[OBJECTIVE]
Transcribe all the entries word for word, skipping the pictures.

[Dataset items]
#####
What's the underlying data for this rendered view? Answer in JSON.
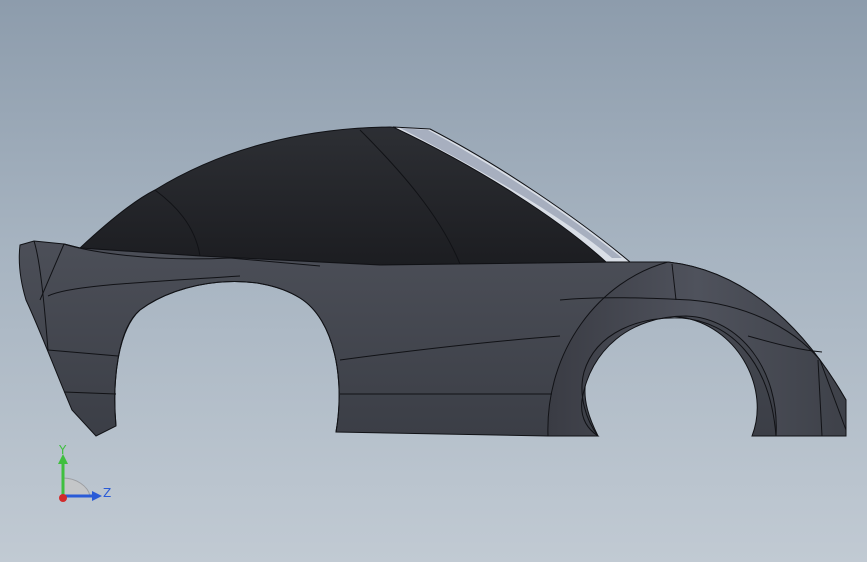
{
  "viewport": {
    "background_top": "#8d9cac",
    "background_bottom": "#c1cad3"
  },
  "model": {
    "body_color": "#43464f",
    "body_dark": "#2a2c31",
    "edge_color": "#111216",
    "glass_highlight": "#e6ebf2"
  },
  "triad": {
    "y_label": "Y",
    "z_label": "Z",
    "y_color": "#3fbf3f",
    "z_color": "#2a5bd7",
    "x_color": "#d12b2b"
  }
}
#####
[OUTPUT OF THE TASK]
What's the underlying data for this rendered view? Answer in JSON.
{
  "viewport": {
    "background_top": "#8d9cac",
    "background_bottom": "#c1cad3"
  },
  "model": {
    "body_color": "#43464f",
    "body_dark": "#2a2c31",
    "edge_color": "#111216",
    "glass_highlight": "#e6ebf2"
  },
  "triad": {
    "y_label": "Y",
    "z_label": "Z",
    "y_color": "#3fbf3f",
    "z_color": "#2a5bd7",
    "x_color": "#d12b2b"
  }
}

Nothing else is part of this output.